• [Zu lesender Text]:
· · · · ·
Sie wollten jemandem mit einem konkreten Jobangebot helfen, sich eine neue Lebensperspektive aufzubauen, erzählten sie damals. Mitgebracht hatten sie auch die Bereitschaft, bei allerlei Papierkram, aber auch lebenspraktischen Dingen wie Wohnungssuche zu unterstützen.

Fremde Sprache, fremder Beruf 

Von Yuliya Ryzhkovas ungebremsten Tatendrang waren die Höhns zu Beginn fast etwas überfordert. Sie habe direkt am ersten Tag anfangen wollen zu arbeiten. Für alle Beteiligten hieß es ab da: sich entlang sprachlicher und bürokratischer Hürden einen eigenen Weg durchs Unbekannte zu bahnen. Erst war sie Praktikantin, schließlich konnte ein Vertrag als Pflegehelferin aufgesetzt werden.

Wer bei uns anfängt, muss Lust darauf haben, älteren Menschen im Alltag zu helfen.
· · · · ·
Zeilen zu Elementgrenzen
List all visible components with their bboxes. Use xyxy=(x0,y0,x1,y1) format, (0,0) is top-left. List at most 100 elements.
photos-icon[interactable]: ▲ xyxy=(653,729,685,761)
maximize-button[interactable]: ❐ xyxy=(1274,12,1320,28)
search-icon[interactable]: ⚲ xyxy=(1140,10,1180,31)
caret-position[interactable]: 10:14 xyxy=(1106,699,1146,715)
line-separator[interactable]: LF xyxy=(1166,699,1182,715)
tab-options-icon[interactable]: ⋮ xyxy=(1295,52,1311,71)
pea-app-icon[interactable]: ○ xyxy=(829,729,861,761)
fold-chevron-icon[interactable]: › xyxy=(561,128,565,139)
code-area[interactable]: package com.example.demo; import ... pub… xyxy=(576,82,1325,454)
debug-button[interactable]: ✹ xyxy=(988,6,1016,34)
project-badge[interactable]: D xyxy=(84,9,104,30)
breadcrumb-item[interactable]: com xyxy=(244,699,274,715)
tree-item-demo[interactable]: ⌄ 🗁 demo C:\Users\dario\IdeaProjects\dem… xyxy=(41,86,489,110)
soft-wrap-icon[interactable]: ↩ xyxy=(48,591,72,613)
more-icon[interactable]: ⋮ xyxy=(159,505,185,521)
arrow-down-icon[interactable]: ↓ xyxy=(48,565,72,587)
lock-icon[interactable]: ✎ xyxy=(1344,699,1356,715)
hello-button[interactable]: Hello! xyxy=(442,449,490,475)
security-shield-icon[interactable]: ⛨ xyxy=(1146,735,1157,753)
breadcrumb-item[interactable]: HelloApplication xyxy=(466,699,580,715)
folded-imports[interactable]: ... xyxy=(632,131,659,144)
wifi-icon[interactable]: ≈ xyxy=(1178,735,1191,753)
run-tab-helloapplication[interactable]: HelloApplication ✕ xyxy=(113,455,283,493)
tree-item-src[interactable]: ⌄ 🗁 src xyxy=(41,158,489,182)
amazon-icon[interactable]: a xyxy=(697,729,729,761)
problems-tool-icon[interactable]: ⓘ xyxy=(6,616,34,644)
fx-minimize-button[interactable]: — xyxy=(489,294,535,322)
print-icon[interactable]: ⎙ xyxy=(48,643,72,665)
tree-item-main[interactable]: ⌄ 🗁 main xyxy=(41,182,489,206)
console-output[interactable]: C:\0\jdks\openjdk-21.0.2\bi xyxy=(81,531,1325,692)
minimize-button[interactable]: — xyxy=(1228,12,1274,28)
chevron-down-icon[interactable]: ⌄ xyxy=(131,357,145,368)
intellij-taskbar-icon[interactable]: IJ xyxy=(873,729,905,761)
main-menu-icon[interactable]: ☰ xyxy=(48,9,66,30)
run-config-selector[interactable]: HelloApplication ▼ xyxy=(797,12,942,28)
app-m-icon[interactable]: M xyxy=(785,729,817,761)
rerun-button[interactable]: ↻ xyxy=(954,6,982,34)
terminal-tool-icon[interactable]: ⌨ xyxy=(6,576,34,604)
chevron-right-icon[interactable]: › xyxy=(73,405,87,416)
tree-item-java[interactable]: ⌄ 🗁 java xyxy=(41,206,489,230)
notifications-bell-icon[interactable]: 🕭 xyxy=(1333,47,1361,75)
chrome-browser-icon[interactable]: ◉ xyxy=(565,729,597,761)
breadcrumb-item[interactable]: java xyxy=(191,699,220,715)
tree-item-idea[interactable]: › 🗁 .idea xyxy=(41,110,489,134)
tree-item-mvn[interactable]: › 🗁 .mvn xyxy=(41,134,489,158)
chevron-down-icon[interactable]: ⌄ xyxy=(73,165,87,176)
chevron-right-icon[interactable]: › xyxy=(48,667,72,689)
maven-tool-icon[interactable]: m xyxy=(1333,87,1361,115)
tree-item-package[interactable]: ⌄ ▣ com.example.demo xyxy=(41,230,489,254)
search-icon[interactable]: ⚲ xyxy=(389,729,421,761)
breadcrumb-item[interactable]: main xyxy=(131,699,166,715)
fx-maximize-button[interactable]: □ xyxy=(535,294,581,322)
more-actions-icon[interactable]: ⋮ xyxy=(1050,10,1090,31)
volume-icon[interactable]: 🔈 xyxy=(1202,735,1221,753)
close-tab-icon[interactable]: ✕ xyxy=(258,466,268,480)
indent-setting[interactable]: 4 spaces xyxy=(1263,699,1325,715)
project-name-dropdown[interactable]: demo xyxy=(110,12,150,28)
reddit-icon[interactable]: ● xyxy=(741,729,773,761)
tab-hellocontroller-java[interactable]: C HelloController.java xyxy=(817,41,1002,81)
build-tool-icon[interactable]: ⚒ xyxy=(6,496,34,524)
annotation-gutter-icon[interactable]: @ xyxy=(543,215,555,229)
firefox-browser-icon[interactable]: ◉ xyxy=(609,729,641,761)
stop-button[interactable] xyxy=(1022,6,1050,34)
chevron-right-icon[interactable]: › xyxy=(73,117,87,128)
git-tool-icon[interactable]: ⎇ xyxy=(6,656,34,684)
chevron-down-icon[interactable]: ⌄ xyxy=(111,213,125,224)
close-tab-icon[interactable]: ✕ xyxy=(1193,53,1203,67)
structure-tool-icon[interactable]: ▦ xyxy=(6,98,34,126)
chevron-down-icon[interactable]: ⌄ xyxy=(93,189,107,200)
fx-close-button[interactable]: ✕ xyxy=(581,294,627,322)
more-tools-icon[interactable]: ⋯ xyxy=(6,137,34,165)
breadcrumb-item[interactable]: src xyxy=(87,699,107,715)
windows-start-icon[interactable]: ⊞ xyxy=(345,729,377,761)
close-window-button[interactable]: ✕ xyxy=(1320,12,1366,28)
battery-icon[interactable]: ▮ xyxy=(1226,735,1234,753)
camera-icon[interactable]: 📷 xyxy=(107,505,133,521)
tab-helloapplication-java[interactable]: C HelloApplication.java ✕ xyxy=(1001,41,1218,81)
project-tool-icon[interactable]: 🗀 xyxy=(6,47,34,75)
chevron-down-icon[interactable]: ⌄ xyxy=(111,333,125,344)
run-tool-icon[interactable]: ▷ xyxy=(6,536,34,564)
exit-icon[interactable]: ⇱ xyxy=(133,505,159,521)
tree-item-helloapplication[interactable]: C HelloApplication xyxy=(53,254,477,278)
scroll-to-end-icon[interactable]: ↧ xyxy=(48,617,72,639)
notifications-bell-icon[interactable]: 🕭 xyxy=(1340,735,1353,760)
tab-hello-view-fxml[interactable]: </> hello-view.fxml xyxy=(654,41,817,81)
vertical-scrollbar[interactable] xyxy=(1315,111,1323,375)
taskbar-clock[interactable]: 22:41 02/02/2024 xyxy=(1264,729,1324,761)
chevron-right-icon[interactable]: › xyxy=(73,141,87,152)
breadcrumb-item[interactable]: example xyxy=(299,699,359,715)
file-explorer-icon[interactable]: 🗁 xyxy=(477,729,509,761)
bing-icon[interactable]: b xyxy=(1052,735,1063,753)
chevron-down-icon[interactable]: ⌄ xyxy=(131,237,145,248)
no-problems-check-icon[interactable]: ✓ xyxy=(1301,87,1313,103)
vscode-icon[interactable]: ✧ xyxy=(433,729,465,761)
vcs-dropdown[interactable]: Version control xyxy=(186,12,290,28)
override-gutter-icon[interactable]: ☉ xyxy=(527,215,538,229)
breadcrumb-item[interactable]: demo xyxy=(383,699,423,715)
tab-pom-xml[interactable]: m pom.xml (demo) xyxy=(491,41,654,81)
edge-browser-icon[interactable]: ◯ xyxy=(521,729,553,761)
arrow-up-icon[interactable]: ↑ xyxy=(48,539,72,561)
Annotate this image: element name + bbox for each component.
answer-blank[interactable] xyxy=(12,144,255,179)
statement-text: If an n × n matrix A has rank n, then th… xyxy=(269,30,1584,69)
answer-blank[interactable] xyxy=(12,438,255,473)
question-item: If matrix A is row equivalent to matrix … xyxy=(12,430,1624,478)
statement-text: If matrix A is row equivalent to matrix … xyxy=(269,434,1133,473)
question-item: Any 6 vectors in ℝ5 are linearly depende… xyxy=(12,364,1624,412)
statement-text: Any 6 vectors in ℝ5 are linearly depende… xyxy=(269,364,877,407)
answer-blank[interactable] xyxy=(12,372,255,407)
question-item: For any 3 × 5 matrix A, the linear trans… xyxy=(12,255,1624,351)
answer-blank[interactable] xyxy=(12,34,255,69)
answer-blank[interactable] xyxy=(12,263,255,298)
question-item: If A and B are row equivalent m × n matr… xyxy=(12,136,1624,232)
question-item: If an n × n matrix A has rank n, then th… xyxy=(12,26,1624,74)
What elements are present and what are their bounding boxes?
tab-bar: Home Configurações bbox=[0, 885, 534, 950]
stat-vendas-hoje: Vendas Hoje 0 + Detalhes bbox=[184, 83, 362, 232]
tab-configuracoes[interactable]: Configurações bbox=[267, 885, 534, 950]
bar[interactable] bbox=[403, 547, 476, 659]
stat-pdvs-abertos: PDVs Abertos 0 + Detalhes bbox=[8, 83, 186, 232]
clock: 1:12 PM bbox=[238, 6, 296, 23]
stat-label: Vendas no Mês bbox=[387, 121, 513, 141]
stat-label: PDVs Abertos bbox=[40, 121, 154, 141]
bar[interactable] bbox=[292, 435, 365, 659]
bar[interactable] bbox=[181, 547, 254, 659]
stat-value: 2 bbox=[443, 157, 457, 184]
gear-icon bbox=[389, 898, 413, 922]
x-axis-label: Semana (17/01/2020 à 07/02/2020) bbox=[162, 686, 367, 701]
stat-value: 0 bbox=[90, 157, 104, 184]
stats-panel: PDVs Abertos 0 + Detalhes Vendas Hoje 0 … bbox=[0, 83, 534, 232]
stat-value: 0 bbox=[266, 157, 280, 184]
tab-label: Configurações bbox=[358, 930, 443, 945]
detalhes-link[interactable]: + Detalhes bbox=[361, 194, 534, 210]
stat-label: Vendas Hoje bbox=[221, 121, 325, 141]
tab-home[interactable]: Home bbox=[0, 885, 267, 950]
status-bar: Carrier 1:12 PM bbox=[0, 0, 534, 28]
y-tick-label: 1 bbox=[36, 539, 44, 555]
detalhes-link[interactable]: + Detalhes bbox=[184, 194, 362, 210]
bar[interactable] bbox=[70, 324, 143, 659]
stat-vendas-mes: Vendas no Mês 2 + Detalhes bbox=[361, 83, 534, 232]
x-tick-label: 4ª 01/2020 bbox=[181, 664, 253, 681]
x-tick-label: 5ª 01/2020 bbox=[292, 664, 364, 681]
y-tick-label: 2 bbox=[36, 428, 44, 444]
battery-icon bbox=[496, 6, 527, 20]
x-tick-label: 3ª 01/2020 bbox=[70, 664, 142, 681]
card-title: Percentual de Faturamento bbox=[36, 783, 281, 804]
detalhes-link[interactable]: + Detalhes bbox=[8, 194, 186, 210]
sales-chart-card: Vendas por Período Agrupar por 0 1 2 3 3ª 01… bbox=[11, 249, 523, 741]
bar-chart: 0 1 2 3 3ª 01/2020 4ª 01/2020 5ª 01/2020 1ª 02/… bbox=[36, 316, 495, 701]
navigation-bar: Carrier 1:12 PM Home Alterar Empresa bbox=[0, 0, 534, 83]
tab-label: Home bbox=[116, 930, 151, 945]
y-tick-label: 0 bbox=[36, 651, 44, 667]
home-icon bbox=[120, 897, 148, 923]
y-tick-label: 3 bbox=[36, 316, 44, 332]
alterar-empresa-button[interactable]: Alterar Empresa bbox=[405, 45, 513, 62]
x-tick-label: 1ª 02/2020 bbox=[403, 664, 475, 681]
· · · · ·
• [Genanntes Ziel 1]: Schreiben Sie aus dem Text über Yuliya Ryzhkova alles von „Fremde Sprache, fremder“ bis hinunter zu „Pflegehelferin aufgesetzt werden.“ wortgetreu nieder.
• [Genanntes Ziel 2]: Setzen Sie den Text über Yuliya Ryzhkova im Anschluss an seinen letzten Satz fort.

• [Antwort zur Aufgabe 1]:
Fremde Sprache, fremder Beruf 

Von Yuliya Ryzhkovas ungebremsten Tatendrang waren die Höhns zu Beginn fast etwas überfordert. Sie habe direkt am ersten Tag anfangen wollen zu arbeiten. Für alle Beteiligten hieß es ab da: sich entlang sprachlicher und bürokratischer Hürden einen eigenen Weg durchs Unbekannte zu bahnen. Erst war sie Praktikantin, schließlich konnte ein Vertrag als Pflegehelferin aufgesetzt werden.

• [Antwort zur Aufgabe 2]:
Jutta Höhn

In der Ukraine hat die 45-Jährige in einem Theater als Regisseurin gearbeitet. Demnach war in Deutschland für sie zu Beginn nicht nur die Sprache fremd, sondern auch das gesamte Berufsfeld. Jutta Höhn sagt: "Wer bei uns anfängt, muss Lust darauf haben, älteren Menschen im Alltag zu helfen". Alles andere könne man lernen. Vor anderthalb Jahren sprach Yuliya Ryzhkova nur wenige Brocken deutsch.

Am Ende des Gesprächs sagte sie damals zwei Worte, die durch den flehenden Ton im Ohr blieben: "Integration. Bitte!". Eine Aussage, in der spürbar wurde, wie sehr sie sich wünschte, unabhängig zu werden. Das Problem damals: Es gab keine freien Plätze in den Sprachkursen.

"Sie ist mittlerweile fester Bestandteil des Teams"

Jutta Höhn sagt, sie würden immer wieder die Erfahrung machen, dass Menschen bei ihnen anfangen und kurze Zeit später wieder weg sind. Weil ihnen die pflegerische Tätigkeit in der Praxis doch nicht zusagt. Bei jungen Menschen erlebe sie auch Überforderung, da fehle es teilweise an Selbstständigkeit.

Yuliya Ryzhkova dagegen hat sich als engagierte, zuverlässige Mitarbeiterin herausgestellt. "Seit diesem Monat ist ihr Vertrag entfristet", erzählt Jutta Höhn am Telefon, als sie sich einige Tage nach der Mail doch zurückmeldet. Mittlerweile sei Yuliya Ryzhkova fester Bestandteil des Teams.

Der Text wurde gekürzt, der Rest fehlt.